■ What the exercise asks: From the entries below, extract every line between the line containing "volume-profile-bar <box>0 169 23 174</box>" and the line containing "volume-profile-bar <box>0 253 31 257</box>", inclusive, and reproduce each one without any change.

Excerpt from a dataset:
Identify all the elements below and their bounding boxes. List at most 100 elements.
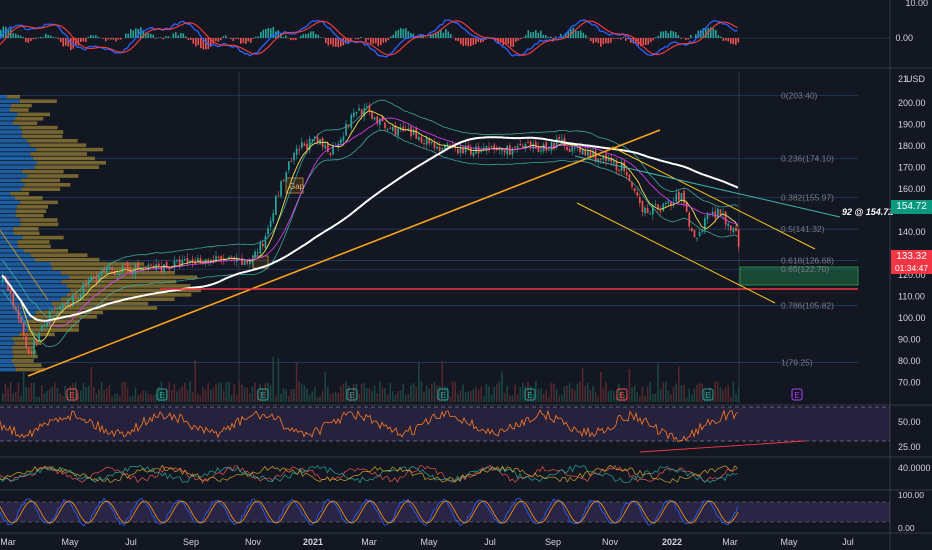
volume-profile-bar <box>0 169 23 174</box>
volume-bar <box>542 393 545 402</box>
candle-body <box>561 139 563 141</box>
macd-bar <box>382 38 385 43</box>
volume-bar <box>459 390 462 402</box>
candle-body <box>251 259 254 263</box>
macd-bar <box>92 35 95 38</box>
macd-bar <box>80 38 82 43</box>
candle-body <box>259 242 262 254</box>
macd-bar <box>685 38 687 40</box>
rsi-panel[interactable]: 50.00 25.00 <box>0 406 921 453</box>
volume-bar <box>537 389 540 402</box>
volume-profile-bar <box>10 108 29 112</box>
macd-bar <box>245 38 247 44</box>
candle-body <box>412 129 415 135</box>
volume-bar <box>124 381 126 402</box>
macd-bar <box>687 38 690 40</box>
macd-bar <box>677 35 680 38</box>
macd-bar <box>430 34 432 38</box>
volume-bar <box>350 394 352 402</box>
volume-bar <box>87 385 90 402</box>
macd-bar <box>260 32 262 38</box>
volume-profile-bar <box>22 130 64 134</box>
candle-body <box>217 256 220 258</box>
volume-profile-bar <box>34 165 99 169</box>
directional-panel[interactable]: 40.0000 <box>0 463 931 484</box>
volume-bar <box>308 395 311 402</box>
candle-body <box>74 296 77 299</box>
macd-bar <box>465 38 467 46</box>
macd-bar <box>372 38 375 44</box>
candle-body <box>59 306 61 310</box>
volume-profile-bar <box>0 227 14 231</box>
volume-bar <box>506 385 508 402</box>
candle-body <box>15 306 17 310</box>
fib-level-label: 0.5(141.32) <box>781 224 825 234</box>
volume-bar <box>691 394 693 402</box>
macd-bar <box>647 38 650 45</box>
candle-body <box>693 230 696 238</box>
candle-body <box>646 207 649 214</box>
macd-bar <box>155 38 157 39</box>
volume-bar <box>100 381 103 402</box>
time-axis[interactable]: Mar May Jul Sep Nov 2021 Mar May Jul Sep Nov 2022 Ma… <box>0 537 854 547</box>
volume-bar <box>373 385 376 402</box>
candle-body <box>290 161 293 163</box>
rsi-axis-label: 25.00 <box>898 442 921 452</box>
macd-bar <box>702 28 705 38</box>
candle-body <box>108 266 111 270</box>
volume-profile-bar <box>0 139 28 143</box>
volume-bar <box>48 389 51 402</box>
volume-profile-bar <box>0 253 31 257</box>
volume-bar <box>197 393 199 402</box>
volume-bar <box>56 387 59 402</box>
macd-bar <box>560 33 562 38</box>
volume-bar <box>649 381 651 402</box>
candle-body <box>659 210 662 212</box>
stochastic-panel[interactable]: 100.00 0.00 <box>0 490 924 533</box>
macd-bar <box>355 38 357 40</box>
candle-body <box>662 203 665 211</box>
macd-bar <box>315 34 317 38</box>
bollinger-lower <box>1 129 738 347</box>
support-zone-box <box>739 266 859 286</box>
volume-profile-bar <box>24 183 71 187</box>
candle-body <box>449 145 451 147</box>
volume-bar <box>405 395 407 402</box>
macd-bar <box>232 38 235 41</box>
macd-histogram <box>0 26 740 51</box>
earnings-marker <box>66 388 78 401</box>
volume-profile-bar <box>66 284 191 288</box>
candle-body <box>633 188 636 192</box>
macd-bar <box>630 38 632 43</box>
volume-bar <box>641 386 644 402</box>
macd-bar <box>52 37 55 38</box>
volume-bar <box>113 393 116 402</box>
volume-bar <box>696 384 698 402</box>
macd-bar <box>635 38 637 45</box>
volume-profile-bar <box>27 174 79 178</box>
volume-profile-bar <box>14 196 43 200</box>
macd-bar <box>392 34 395 38</box>
volume-bar <box>230 395 233 402</box>
main-panel[interactable]: 0(203.40) 0.236(174.10) 0.382(155.97) 0.5(1… <box>0 72 893 403</box>
macd-bar <box>147 32 150 38</box>
candle-body <box>402 126 405 132</box>
macd-bar <box>110 38 112 40</box>
macd-bar <box>107 38 110 40</box>
macd-bar <box>140 27 142 38</box>
candle-body <box>392 126 394 131</box>
volume-bar <box>620 389 623 402</box>
candle-body <box>626 171 628 176</box>
volume-bar <box>243 387 246 402</box>
candle-body <box>236 257 238 262</box>
volume-bar <box>540 388 542 402</box>
volume-bar <box>431 384 433 402</box>
macd-panel[interactable] <box>0 19 890 58</box>
candle-body <box>332 145 334 155</box>
candle-body <box>548 149 550 151</box>
macd-bar <box>365 38 367 42</box>
earnings-label: E <box>349 391 354 400</box>
volume-profile-bar <box>13 121 38 125</box>
macd-bar <box>22 36 25 38</box>
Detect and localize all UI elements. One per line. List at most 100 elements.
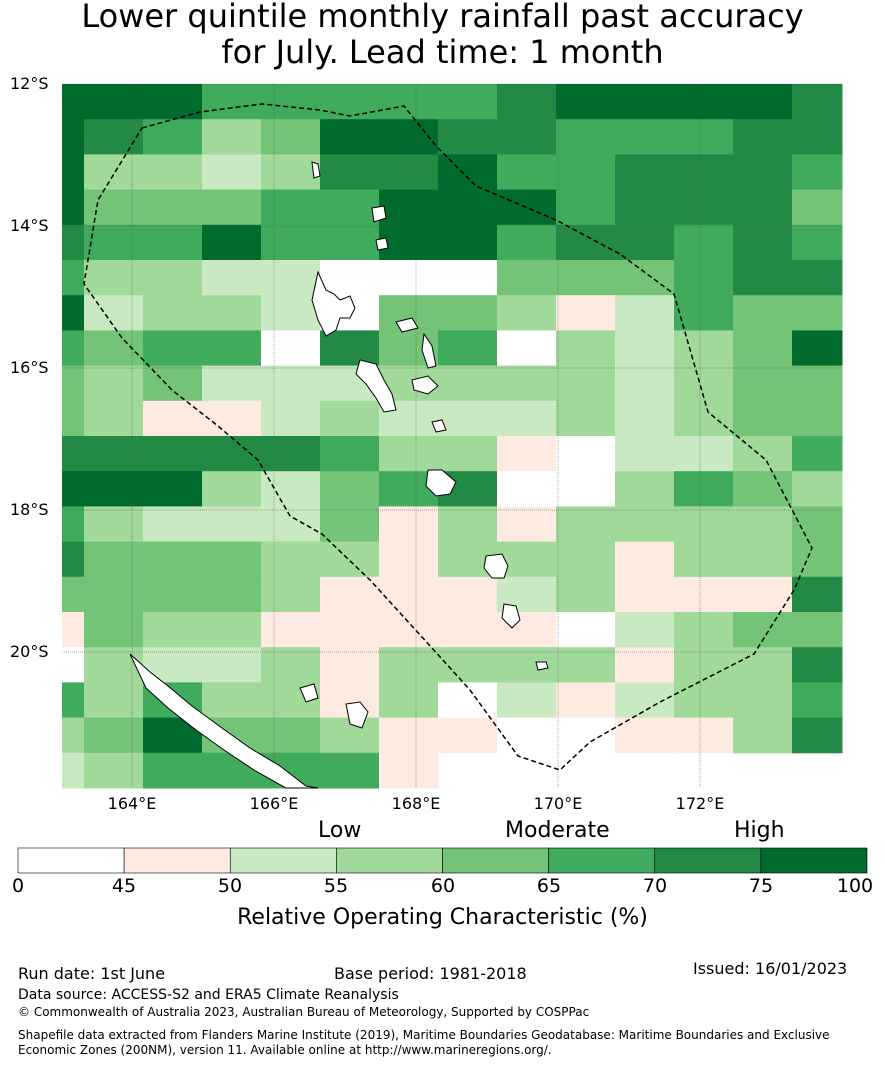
grid-cell (379, 718, 439, 754)
grid-cell (202, 682, 262, 718)
grid-cell (497, 471, 557, 507)
grid-cell (438, 401, 498, 437)
grid-cell (84, 471, 144, 507)
category-moderate: Moderate (505, 818, 610, 843)
lat-label-14s: 14°S (10, 216, 49, 235)
grid-cell (379, 612, 439, 648)
grid-cell (674, 682, 734, 718)
grid-cell (438, 154, 498, 190)
grid-cell (733, 612, 793, 648)
grid-cell (438, 612, 498, 648)
grid-cell (733, 366, 793, 402)
lon-label-164e: 164°E (92, 794, 172, 813)
grid-cell (261, 119, 321, 155)
grid-cell (62, 471, 85, 507)
grid-cell (615, 612, 675, 648)
grid-cell (733, 295, 793, 331)
grid-cell (202, 471, 262, 507)
grid-cell (261, 506, 321, 542)
grid-cell (84, 119, 144, 155)
grid-cell (84, 260, 144, 296)
data-source: Data source: ACCESS-S2 and ERA5 Climate … (18, 987, 399, 1003)
grid-cell (379, 542, 439, 578)
grid-cell (379, 682, 439, 718)
grid-cell (674, 436, 734, 472)
grid-cell (320, 647, 380, 683)
grid-cell (438, 682, 498, 718)
grid-cell (438, 506, 498, 542)
grid-cell (497, 401, 557, 437)
grid-cell (497, 436, 557, 472)
grid-cell (62, 718, 85, 754)
grid-cell (261, 225, 321, 261)
grid-cell (202, 260, 262, 296)
grid-cell (615, 225, 675, 261)
grid-cell (143, 471, 203, 507)
grid-cell (379, 577, 439, 613)
grid-cell (320, 401, 380, 437)
grid-cell (792, 682, 843, 718)
colorbar (18, 848, 867, 873)
grid-cell (84, 295, 144, 331)
grid-cell (792, 330, 843, 366)
category-low: Low (318, 818, 361, 843)
grid-cell (379, 436, 439, 472)
grid-cell (143, 84, 203, 120)
copyright-notice: © Commonwealth of Australia 2023, Austra… (18, 1005, 589, 1019)
grid-cell (261, 190, 321, 226)
grid-cell (62, 506, 85, 542)
grid-cell (62, 401, 85, 437)
base-period: Base period: 1981-2018 (334, 964, 527, 983)
grid-cell (674, 330, 734, 366)
grid-cell (497, 682, 557, 718)
grid-cell (733, 506, 793, 542)
shapefile-credit-line-2: Economic Zones (200NM), version 11. Avai… (18, 1043, 552, 1057)
grid-cell (556, 682, 616, 718)
grid-cell (674, 154, 734, 190)
grid-cell (674, 612, 734, 648)
grid-cell (556, 330, 616, 366)
colorbar-tick-100: 100 (825, 875, 885, 897)
grid-cell (497, 154, 557, 190)
grid-cell (84, 577, 144, 613)
grid-cell (261, 647, 321, 683)
colorbar-swatch (124, 848, 230, 873)
grid-cell (792, 471, 843, 507)
rainfall-accuracy-grid (62, 84, 843, 789)
grid-cell (615, 542, 675, 578)
grid-cell (202, 84, 262, 120)
grid-cell (202, 577, 262, 613)
grid-cell (261, 401, 321, 437)
grid-cell (792, 506, 843, 542)
grid-cell (84, 612, 144, 648)
grid-cell (84, 753, 144, 789)
grid-cell (674, 647, 734, 683)
grid-cell (261, 330, 321, 366)
grid-cell (438, 84, 498, 120)
grid-cell (84, 401, 144, 437)
grid-cell (202, 612, 262, 648)
grid-cell (62, 366, 85, 402)
grid-cell (438, 190, 498, 226)
grid-cell (556, 506, 616, 542)
grid-cell (674, 119, 734, 155)
lon-label-172e: 172°E (660, 794, 740, 813)
grid-cell (556, 542, 616, 578)
colorbar-tick-70: 70 (625, 875, 685, 897)
grid-cell (62, 295, 85, 331)
grid-cell (143, 190, 203, 226)
grid-cell (202, 295, 262, 331)
grid-cell (615, 471, 675, 507)
colorbar-swatch (230, 848, 336, 873)
grid-cell (202, 154, 262, 190)
grid-cell (320, 436, 380, 472)
grid-cell (320, 154, 380, 190)
grid-cell (792, 401, 843, 437)
lat-label-12s: 12°S (10, 74, 49, 93)
grid-cell (674, 260, 734, 296)
grid-cell (62, 190, 85, 226)
grid-cell (556, 260, 616, 296)
grid-cell (261, 542, 321, 578)
grid-cell (143, 753, 203, 789)
grid-cell (497, 506, 557, 542)
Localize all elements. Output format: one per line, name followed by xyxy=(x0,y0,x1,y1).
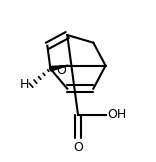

■ Finished task:
volume-profile-bar <box>0 169 23 174</box>
volume-bar <box>542 393 545 402</box>
candle-body <box>561 139 563 141</box>
macd-bar <box>382 38 385 43</box>
volume-bar <box>459 390 462 402</box>
candle-body <box>251 259 254 263</box>
macd-bar <box>92 35 95 38</box>
macd-bar <box>80 38 82 43</box>
candle-body <box>259 242 262 254</box>
macd-bar <box>685 38 687 40</box>
rsi-panel[interactable]: 50.00 25.00 <box>0 406 921 453</box>
volume-bar <box>537 389 540 402</box>
volume-profile-bar <box>10 108 29 112</box>
macd-bar <box>245 38 247 44</box>
candle-body <box>412 129 415 135</box>
volume-bar <box>124 381 126 402</box>
macd-bar <box>687 38 690 40</box>
macd-bar <box>677 35 680 38</box>
macd-bar <box>430 34 432 38</box>
volume-bar <box>350 394 352 402</box>
volume-bar <box>87 385 90 402</box>
macd-bar <box>260 32 262 38</box>
volume-profile-bar <box>22 130 64 134</box>
candle-body <box>217 256 220 258</box>
volume-profile-bar <box>34 165 99 169</box>
directional-panel[interactable]: 40.0000 <box>0 463 931 484</box>
volume-bar <box>308 395 311 402</box>
candle-body <box>74 296 77 299</box>
macd-bar <box>465 38 467 46</box>
macd-bar <box>372 38 375 44</box>
candle-body <box>59 306 61 310</box>
volume-profile-bar <box>0 227 14 231</box>
volume-bar <box>506 385 508 402</box>
candle-body <box>15 306 17 310</box>
fib-level-label: 0.5(141.32) <box>781 224 825 234</box>
volume-bar <box>691 394 693 402</box>
macd-bar <box>647 38 650 45</box>
candle-body <box>693 230 696 238</box>
candle-body <box>646 207 649 214</box>
macd-bar <box>155 38 157 39</box>
volume-bar <box>100 381 103 402</box>
time-axis[interactable]: Mar May Jul Sep Nov 2021 Mar May Jul Sep Nov 2022 Ma… <box>0 537 854 547</box>
volume-bar <box>373 385 376 402</box>
candle-body <box>290 161 293 163</box>
rsi-axis-label: 25.00 <box>898 442 921 452</box>
macd-bar <box>702 28 705 38</box>
candle-body <box>108 266 111 270</box>
volume-profile-bar <box>0 139 28 143</box>
volume-bar <box>48 389 51 402</box>
volume-profile-bar <box>0 253 31 257</box>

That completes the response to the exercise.